*** Excerpted data ***

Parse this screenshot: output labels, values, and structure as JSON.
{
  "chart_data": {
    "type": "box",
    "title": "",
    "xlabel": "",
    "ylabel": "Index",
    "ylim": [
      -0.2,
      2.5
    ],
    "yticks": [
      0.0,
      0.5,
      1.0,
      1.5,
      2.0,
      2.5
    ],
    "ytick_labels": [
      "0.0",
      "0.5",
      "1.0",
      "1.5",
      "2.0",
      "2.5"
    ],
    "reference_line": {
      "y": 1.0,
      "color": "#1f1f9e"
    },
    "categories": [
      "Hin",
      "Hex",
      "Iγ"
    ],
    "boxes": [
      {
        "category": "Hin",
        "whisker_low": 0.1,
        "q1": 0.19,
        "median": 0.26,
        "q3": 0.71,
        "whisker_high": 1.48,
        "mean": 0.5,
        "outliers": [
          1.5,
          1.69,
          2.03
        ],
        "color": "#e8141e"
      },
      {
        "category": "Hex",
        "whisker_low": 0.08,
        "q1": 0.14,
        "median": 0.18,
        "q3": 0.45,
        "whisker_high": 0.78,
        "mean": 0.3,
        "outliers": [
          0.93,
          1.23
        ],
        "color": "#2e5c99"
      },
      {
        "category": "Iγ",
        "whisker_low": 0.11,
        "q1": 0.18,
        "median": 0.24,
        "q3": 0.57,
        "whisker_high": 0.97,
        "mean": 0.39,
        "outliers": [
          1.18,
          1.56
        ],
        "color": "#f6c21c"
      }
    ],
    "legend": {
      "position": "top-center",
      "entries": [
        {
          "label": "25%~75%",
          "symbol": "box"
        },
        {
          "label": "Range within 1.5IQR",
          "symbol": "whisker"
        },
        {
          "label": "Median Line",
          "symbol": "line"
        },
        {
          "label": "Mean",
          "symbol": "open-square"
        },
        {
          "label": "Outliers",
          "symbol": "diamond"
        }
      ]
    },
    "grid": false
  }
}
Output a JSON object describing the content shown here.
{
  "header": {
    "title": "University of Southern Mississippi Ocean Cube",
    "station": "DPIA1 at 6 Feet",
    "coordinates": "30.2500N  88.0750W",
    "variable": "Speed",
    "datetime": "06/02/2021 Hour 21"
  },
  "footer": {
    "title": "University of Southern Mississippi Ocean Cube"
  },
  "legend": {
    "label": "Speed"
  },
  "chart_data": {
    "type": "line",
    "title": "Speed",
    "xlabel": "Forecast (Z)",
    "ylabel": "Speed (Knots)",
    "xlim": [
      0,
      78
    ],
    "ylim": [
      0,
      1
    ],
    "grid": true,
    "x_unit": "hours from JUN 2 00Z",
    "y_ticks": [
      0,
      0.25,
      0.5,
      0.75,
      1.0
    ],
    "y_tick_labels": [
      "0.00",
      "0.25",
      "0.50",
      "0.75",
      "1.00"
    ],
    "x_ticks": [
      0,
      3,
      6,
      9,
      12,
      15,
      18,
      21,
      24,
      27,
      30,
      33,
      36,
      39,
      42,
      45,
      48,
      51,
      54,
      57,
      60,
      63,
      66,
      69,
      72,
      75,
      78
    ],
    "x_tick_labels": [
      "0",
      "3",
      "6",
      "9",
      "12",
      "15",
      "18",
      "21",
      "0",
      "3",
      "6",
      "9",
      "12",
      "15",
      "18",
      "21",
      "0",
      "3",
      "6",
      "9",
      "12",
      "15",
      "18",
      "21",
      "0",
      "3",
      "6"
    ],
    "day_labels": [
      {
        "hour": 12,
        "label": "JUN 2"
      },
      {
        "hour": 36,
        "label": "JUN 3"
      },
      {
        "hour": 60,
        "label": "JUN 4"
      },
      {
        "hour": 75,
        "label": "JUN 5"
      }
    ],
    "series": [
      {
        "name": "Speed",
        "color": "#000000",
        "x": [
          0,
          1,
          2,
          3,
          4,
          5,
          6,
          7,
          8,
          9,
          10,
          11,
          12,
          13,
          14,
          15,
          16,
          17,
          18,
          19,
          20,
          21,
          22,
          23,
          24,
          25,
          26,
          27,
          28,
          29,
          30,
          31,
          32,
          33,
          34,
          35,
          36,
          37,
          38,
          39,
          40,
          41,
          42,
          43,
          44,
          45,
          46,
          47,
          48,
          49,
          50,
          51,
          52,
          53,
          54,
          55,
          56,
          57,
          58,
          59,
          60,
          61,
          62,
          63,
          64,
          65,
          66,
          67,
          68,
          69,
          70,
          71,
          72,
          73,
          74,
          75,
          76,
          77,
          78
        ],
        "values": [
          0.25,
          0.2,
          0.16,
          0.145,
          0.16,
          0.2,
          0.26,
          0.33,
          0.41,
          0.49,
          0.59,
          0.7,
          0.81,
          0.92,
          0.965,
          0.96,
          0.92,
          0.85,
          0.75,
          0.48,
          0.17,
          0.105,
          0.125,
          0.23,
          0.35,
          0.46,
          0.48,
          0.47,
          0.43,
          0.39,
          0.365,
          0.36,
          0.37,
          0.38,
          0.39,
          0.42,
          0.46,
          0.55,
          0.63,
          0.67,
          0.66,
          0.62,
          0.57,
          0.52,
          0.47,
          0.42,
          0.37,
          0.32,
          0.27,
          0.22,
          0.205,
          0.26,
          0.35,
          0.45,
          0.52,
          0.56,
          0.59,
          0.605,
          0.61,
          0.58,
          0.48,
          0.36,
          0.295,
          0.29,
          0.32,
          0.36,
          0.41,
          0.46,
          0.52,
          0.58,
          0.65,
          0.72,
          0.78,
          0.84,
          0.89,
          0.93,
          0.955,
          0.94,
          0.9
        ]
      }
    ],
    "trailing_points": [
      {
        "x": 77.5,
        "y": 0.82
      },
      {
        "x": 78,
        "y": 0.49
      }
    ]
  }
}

***

Your task – Note how many lines of the material contain the string "color". Then report that number by itself.

Correct response – 5